— Start RECORDS FOR THE EXERCISE —

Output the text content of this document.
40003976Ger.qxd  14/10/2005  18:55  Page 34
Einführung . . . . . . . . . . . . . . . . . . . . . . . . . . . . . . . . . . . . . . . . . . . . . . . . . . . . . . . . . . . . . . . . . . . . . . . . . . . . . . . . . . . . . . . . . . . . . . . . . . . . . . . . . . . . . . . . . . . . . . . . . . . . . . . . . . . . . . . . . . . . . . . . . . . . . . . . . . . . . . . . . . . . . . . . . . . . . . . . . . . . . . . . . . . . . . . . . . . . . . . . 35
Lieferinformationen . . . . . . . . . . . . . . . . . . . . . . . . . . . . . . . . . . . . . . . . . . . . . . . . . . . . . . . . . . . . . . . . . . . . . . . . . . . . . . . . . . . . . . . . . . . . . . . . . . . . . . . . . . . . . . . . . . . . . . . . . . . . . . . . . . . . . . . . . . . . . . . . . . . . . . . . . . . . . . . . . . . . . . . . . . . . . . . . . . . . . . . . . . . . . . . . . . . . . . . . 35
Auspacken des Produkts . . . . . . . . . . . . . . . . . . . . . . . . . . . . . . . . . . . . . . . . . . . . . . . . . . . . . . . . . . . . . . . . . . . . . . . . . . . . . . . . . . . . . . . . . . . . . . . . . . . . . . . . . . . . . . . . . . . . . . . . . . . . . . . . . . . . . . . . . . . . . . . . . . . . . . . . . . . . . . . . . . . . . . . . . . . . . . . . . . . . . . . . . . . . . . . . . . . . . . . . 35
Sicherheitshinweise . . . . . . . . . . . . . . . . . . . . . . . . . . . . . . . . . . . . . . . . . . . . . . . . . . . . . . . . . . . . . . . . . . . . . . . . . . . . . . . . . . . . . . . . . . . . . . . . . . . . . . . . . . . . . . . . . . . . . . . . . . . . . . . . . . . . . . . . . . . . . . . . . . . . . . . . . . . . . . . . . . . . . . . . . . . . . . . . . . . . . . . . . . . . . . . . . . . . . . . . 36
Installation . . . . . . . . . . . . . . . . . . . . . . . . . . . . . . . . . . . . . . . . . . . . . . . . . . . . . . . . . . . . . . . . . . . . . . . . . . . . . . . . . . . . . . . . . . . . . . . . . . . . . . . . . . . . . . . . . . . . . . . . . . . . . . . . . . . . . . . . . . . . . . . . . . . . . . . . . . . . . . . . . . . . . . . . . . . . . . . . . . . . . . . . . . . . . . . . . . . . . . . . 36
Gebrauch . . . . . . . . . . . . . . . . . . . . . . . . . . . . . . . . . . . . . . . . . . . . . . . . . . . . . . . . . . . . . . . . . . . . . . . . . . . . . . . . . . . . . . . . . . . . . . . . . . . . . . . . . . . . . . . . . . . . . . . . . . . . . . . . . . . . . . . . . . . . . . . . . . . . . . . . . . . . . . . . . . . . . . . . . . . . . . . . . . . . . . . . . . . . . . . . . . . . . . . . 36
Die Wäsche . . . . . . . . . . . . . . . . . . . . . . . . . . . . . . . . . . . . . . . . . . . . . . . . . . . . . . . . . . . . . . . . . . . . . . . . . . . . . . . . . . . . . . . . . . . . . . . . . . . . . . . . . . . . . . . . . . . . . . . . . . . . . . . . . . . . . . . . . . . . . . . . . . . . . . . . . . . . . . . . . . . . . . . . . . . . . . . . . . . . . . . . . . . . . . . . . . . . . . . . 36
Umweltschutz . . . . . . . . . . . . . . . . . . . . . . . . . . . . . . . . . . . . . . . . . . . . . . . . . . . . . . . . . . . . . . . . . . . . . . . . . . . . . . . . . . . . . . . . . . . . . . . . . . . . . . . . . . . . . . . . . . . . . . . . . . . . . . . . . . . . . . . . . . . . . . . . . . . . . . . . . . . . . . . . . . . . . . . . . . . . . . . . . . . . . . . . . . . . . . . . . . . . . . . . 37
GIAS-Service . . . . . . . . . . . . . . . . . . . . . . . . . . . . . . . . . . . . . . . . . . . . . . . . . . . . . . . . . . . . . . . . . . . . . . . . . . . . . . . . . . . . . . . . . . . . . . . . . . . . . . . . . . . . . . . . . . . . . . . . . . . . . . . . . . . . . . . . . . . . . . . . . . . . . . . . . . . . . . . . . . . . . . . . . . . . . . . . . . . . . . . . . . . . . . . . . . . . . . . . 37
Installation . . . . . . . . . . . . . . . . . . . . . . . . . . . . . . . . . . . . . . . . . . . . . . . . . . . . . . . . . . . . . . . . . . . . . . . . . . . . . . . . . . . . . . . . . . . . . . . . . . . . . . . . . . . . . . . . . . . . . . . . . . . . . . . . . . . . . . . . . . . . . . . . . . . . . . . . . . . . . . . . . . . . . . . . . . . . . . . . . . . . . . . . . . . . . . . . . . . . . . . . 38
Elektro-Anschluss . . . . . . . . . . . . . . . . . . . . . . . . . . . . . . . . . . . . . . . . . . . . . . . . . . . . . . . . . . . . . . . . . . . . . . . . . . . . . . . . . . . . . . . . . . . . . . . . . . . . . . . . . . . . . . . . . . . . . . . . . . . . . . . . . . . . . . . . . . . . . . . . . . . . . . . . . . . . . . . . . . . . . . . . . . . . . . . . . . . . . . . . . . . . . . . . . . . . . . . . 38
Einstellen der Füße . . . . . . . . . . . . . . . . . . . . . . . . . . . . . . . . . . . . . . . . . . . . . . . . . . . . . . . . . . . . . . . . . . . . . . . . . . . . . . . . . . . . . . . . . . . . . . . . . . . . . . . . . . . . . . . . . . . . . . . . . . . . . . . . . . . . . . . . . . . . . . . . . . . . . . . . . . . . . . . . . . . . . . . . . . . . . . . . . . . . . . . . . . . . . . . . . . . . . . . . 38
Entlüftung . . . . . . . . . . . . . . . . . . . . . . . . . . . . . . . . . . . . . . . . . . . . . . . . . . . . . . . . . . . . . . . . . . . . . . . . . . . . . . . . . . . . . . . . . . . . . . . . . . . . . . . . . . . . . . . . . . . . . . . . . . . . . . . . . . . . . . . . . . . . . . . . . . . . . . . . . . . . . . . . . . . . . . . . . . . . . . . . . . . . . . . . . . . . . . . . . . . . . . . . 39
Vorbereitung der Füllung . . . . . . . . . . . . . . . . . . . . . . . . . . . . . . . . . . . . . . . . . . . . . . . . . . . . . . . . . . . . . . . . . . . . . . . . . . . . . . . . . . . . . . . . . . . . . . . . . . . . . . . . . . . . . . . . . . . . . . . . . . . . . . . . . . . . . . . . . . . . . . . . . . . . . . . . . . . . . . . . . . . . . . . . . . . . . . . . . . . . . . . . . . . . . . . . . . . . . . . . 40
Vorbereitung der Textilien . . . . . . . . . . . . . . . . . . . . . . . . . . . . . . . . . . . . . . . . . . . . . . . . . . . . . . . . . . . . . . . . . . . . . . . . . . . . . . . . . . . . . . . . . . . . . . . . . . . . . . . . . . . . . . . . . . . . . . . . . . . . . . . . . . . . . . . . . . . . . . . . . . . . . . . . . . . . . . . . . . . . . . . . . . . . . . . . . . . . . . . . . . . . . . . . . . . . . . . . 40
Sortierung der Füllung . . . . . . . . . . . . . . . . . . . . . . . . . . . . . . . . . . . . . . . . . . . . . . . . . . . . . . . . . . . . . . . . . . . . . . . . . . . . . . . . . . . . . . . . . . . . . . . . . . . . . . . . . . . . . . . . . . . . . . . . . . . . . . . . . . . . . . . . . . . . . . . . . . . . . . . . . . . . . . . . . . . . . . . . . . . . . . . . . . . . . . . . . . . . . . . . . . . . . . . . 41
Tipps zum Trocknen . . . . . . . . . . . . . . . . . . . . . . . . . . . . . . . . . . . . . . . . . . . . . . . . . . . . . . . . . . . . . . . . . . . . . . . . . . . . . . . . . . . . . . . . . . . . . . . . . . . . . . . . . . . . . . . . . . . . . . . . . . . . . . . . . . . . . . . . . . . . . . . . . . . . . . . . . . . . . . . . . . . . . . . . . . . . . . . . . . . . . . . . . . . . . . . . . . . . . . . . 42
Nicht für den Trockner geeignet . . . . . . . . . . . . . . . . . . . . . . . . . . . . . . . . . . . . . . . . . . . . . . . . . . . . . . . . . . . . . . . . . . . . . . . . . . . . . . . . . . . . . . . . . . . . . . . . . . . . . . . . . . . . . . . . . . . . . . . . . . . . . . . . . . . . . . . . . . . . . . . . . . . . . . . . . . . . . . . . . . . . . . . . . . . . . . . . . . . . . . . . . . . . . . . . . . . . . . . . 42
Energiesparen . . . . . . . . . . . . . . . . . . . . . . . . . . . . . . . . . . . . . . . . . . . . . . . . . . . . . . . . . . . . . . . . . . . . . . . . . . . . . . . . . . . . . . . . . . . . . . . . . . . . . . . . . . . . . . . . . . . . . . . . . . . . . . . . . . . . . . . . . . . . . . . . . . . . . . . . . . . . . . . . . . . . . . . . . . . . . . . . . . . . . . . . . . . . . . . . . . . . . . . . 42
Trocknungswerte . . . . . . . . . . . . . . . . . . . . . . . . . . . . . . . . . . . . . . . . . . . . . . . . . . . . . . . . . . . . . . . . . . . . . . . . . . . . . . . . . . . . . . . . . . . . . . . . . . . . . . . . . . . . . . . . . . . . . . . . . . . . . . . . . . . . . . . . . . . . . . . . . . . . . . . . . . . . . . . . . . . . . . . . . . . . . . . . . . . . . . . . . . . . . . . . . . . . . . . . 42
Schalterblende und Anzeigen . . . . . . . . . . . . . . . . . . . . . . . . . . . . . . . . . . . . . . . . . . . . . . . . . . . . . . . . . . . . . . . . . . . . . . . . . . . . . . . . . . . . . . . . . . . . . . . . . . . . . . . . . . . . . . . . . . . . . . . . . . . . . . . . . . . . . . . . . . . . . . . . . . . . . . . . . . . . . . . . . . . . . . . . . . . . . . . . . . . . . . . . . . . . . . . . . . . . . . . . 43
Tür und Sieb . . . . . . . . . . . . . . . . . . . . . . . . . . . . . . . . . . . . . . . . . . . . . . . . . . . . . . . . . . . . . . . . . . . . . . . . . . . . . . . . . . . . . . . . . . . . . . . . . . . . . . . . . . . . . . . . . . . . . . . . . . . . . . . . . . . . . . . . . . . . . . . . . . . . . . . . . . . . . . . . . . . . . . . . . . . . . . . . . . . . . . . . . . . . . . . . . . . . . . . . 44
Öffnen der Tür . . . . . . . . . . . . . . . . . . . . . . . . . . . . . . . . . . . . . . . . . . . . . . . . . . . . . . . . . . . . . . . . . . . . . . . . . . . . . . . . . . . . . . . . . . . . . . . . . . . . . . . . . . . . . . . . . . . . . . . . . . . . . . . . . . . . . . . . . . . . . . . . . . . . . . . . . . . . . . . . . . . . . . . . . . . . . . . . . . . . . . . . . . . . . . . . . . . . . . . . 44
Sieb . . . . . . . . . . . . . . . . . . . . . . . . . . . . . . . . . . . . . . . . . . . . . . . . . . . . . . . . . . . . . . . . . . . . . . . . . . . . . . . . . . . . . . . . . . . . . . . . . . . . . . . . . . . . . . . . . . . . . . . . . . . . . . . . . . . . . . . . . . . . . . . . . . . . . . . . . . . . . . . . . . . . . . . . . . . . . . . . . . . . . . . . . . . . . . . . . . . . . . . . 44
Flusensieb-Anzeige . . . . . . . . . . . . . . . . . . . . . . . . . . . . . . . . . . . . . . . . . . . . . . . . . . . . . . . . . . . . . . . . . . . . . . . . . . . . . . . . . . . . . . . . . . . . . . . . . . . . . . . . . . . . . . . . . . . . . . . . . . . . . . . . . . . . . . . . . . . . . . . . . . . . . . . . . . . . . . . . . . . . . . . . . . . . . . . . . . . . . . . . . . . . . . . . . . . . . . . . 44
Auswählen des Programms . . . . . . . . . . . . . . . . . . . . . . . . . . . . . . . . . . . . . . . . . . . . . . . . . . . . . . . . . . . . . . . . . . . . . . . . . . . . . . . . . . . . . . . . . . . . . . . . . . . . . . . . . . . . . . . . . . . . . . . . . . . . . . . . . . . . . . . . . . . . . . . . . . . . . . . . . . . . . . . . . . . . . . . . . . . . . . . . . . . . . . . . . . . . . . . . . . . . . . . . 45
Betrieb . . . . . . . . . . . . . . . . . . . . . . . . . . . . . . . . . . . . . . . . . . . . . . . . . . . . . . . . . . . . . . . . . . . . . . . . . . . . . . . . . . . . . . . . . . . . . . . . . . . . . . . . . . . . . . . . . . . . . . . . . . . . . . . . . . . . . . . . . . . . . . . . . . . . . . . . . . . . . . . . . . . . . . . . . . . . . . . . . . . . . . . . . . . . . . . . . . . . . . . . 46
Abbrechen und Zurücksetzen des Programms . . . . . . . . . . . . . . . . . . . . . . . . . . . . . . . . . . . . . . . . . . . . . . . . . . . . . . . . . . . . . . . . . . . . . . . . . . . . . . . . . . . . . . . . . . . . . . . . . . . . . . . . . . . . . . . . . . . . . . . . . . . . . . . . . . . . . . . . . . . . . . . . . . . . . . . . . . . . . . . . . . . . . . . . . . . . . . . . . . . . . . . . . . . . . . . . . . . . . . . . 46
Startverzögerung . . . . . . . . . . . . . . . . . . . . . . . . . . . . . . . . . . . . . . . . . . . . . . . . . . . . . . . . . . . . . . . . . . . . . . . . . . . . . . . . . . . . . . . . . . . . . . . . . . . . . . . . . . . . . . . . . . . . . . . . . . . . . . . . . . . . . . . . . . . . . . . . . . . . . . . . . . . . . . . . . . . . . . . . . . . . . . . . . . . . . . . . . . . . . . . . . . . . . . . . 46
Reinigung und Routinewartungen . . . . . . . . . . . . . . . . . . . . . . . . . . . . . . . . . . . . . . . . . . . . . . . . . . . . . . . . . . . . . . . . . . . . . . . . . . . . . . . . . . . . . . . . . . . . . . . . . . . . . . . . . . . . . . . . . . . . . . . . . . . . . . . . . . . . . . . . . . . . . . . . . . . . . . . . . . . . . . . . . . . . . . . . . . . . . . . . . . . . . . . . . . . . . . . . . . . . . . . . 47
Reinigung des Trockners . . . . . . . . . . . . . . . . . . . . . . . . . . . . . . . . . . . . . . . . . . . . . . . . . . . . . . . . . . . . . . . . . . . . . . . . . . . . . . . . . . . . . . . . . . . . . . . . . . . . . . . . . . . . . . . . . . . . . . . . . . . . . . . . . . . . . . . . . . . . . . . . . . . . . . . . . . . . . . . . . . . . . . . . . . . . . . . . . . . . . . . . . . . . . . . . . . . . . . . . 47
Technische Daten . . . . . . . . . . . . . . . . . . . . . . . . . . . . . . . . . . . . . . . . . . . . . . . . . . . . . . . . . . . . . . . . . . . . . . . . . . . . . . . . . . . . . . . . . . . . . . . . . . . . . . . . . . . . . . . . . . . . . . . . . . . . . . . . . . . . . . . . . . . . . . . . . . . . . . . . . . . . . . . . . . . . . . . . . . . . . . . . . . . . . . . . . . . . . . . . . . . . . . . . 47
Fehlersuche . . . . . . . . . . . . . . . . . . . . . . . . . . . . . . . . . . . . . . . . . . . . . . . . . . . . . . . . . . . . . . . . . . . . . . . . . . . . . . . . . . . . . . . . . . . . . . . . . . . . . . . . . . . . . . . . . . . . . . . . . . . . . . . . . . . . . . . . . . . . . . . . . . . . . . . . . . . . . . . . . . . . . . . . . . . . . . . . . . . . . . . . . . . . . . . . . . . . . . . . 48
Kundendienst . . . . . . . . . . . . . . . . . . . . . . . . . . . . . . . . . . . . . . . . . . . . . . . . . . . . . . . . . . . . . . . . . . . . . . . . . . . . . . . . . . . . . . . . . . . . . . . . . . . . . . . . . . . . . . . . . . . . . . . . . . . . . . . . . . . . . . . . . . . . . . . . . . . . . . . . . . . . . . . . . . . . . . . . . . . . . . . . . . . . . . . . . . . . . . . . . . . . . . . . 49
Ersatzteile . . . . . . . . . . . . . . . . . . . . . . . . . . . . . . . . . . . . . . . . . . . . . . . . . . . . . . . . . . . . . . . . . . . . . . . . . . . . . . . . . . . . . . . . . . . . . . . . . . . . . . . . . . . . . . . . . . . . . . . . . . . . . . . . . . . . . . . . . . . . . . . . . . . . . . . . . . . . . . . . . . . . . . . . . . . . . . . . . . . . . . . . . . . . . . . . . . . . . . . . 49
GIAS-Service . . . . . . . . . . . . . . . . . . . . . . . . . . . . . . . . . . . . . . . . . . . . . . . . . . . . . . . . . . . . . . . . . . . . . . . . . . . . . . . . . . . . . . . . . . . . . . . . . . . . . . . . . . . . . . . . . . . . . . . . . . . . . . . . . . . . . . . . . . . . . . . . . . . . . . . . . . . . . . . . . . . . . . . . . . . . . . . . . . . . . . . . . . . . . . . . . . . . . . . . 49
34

— End RECORDS FOR THE EXERCISE —

_WHAT THE TASK ASKS_. Tally the lines in these entries that have the string "Füllung" in them, then answer with the count and nothing else.

_ANSWER_. 2